▶ Short task:
Go through the listing below and gather every line with the word "strong".

# START OF Entries

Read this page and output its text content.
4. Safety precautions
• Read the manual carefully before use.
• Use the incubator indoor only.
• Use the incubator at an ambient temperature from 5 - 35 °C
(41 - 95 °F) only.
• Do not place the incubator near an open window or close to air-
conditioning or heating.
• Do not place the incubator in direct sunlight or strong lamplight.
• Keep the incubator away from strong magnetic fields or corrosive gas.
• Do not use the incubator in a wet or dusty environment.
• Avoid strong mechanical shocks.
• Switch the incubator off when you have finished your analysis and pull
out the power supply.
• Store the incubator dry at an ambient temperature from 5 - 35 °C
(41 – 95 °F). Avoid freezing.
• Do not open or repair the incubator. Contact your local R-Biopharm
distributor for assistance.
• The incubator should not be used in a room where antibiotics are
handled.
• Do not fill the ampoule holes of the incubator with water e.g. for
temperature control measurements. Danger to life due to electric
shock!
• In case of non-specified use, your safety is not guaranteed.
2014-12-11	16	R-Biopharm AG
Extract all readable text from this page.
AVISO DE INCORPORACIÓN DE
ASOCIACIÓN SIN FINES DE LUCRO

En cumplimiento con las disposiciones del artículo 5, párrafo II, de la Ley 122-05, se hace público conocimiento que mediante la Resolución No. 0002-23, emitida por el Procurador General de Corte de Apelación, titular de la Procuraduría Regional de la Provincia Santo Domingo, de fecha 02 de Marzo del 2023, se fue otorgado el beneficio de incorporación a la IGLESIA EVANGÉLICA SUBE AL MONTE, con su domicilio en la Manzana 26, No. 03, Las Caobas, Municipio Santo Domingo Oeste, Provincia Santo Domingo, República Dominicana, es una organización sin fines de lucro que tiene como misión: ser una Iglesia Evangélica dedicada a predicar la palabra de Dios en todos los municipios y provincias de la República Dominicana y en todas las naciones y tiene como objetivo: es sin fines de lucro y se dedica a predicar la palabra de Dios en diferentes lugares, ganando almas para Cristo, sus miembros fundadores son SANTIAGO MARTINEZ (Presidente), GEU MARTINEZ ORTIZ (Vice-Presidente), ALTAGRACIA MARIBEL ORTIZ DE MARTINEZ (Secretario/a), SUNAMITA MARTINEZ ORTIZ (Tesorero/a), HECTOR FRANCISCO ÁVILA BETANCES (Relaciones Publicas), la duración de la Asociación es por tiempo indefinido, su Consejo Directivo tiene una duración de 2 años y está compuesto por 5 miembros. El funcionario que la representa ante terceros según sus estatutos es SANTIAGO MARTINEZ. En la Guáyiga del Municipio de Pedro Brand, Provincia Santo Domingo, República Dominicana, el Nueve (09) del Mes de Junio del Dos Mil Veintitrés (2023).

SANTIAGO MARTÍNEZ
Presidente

# END OF Entries

▶ Answer to this exercise:
• Do not place the incubator in direct sunlight or strong lamplight.
• Keep the incubator away from strong magnetic fields or corrosive gas.
• Avoid strong mechanical shocks.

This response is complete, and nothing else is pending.